Separate out the lines that hold "celor".

--- Start of SUPPLIED MATERIAL ---

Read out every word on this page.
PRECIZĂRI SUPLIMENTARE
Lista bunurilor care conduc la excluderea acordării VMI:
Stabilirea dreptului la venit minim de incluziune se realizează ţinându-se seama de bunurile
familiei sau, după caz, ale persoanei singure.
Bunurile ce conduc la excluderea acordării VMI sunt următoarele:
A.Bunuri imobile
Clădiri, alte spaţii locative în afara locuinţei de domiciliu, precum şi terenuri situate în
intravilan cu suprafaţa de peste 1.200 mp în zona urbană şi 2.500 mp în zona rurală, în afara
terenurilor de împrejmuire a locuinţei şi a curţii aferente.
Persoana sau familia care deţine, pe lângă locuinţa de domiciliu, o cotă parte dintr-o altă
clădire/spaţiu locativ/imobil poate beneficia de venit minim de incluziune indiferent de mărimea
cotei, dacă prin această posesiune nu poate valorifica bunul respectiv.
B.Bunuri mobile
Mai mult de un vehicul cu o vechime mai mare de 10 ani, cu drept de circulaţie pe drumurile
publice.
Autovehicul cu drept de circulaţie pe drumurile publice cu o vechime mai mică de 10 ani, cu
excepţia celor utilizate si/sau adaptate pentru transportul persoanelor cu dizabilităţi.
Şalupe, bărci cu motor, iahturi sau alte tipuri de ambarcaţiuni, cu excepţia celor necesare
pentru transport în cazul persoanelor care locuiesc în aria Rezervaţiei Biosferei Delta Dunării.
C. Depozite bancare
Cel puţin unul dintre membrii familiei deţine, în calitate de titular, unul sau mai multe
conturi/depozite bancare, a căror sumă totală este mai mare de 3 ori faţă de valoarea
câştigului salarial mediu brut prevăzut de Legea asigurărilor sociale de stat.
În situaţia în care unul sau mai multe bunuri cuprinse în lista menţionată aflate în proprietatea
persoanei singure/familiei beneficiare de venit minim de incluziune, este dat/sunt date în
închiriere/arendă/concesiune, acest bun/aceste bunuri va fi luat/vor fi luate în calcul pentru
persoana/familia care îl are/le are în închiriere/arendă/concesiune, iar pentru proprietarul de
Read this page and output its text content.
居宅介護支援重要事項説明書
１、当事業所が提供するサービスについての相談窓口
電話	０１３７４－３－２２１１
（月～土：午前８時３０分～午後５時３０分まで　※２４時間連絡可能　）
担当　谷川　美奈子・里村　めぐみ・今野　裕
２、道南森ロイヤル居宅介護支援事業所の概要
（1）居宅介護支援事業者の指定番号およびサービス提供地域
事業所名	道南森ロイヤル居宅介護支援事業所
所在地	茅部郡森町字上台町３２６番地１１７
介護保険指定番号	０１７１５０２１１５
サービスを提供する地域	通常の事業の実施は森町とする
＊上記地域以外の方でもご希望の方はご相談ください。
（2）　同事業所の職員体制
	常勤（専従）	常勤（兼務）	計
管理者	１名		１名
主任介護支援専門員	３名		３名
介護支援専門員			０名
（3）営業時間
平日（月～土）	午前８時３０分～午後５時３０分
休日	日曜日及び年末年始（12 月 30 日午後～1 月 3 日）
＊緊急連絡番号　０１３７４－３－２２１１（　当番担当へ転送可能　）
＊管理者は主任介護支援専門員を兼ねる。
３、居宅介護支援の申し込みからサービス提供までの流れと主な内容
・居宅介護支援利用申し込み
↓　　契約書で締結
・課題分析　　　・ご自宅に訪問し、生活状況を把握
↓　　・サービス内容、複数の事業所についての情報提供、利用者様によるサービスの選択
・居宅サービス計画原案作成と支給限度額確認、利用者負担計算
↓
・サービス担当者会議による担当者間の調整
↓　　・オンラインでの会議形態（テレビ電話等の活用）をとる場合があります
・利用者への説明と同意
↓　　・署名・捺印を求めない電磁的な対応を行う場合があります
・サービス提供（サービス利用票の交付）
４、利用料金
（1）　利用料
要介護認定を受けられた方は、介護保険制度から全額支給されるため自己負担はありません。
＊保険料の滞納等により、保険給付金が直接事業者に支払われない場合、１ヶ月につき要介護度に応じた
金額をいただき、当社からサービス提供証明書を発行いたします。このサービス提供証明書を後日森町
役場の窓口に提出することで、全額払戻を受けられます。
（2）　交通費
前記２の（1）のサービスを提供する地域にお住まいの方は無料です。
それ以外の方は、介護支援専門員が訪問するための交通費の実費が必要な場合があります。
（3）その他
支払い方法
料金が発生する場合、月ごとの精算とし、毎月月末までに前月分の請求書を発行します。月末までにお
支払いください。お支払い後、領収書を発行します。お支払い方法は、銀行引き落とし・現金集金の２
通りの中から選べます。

--- End of SUPPLIED MATERIAL ---

-- RESPONSE TO THIS TASK --
excepţia celor utilizate si/sau adaptate pentru transportul persoanelor cu dizabilităţi.
Şalupe, bărci cu motor, iahturi sau alte tipuri de ambarcaţiuni, cu excepţia celor necesare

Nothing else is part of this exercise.